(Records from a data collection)
========================================================================
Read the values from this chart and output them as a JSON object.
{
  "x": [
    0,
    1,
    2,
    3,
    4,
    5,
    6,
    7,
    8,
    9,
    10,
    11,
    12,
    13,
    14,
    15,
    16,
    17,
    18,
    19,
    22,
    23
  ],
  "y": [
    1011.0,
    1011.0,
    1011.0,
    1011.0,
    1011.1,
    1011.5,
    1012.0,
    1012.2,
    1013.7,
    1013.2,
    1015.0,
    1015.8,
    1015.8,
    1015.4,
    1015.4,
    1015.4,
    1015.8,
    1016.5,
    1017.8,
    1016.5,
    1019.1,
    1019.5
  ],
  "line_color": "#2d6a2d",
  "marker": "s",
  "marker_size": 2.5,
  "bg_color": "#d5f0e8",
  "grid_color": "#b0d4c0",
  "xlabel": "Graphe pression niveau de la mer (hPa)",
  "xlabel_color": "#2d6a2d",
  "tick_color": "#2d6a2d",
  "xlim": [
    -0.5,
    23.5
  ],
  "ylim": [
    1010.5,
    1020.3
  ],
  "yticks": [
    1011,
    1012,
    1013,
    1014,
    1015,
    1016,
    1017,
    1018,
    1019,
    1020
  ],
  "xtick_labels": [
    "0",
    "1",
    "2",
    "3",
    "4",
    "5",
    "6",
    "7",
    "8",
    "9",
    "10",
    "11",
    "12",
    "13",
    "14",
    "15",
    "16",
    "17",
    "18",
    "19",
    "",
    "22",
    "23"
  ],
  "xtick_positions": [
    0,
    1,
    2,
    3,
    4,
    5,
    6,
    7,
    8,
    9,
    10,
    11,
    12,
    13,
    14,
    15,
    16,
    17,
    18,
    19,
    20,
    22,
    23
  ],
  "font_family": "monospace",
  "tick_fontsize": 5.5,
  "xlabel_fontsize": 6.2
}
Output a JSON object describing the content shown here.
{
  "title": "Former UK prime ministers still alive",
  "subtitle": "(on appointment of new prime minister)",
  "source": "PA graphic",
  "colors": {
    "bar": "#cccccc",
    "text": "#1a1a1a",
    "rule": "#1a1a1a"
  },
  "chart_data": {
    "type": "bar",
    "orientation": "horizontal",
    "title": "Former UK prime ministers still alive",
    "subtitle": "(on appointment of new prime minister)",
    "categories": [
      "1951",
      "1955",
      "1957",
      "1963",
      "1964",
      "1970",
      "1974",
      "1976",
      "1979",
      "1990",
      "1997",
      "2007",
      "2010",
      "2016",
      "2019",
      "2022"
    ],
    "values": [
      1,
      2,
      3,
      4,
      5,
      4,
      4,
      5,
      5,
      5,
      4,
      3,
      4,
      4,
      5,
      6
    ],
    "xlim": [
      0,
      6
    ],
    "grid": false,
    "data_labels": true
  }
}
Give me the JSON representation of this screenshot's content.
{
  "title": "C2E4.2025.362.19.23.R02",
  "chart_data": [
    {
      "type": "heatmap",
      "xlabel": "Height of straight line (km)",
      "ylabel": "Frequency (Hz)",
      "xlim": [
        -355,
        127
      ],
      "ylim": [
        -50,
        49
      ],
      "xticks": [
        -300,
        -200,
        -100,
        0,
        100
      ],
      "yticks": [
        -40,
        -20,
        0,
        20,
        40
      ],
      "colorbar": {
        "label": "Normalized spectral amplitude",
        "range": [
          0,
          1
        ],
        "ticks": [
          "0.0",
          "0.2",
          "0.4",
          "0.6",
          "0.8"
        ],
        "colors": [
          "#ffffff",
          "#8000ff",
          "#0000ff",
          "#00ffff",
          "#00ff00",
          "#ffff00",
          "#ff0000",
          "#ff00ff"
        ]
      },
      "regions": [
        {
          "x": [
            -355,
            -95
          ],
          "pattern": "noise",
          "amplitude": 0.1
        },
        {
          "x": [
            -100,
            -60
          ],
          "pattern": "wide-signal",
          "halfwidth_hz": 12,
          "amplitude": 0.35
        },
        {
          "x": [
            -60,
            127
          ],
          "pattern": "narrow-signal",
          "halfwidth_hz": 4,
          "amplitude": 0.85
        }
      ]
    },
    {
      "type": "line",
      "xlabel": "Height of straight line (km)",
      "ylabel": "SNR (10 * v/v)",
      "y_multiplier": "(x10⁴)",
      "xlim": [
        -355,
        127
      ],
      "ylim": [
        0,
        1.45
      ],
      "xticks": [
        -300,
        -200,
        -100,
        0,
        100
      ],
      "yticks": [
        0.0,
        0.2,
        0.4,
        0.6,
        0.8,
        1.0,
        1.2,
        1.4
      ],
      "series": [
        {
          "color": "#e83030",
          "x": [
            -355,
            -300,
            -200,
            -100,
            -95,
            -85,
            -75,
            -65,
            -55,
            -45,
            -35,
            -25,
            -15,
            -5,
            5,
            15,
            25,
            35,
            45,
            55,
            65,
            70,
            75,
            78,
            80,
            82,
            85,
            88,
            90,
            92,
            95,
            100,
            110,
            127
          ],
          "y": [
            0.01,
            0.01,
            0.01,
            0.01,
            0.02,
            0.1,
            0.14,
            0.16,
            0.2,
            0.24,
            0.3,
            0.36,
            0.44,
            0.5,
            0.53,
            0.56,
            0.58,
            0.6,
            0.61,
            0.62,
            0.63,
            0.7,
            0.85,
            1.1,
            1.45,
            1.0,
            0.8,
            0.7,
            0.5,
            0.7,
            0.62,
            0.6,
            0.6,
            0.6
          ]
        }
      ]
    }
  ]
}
========================================================================
What is asked
Spot every line that holds "subtitle" and copy it.

The reply
  "subtitle": "(on appointment of new prime minister)",
    "subtitle": "(on appointment of new prime minister)",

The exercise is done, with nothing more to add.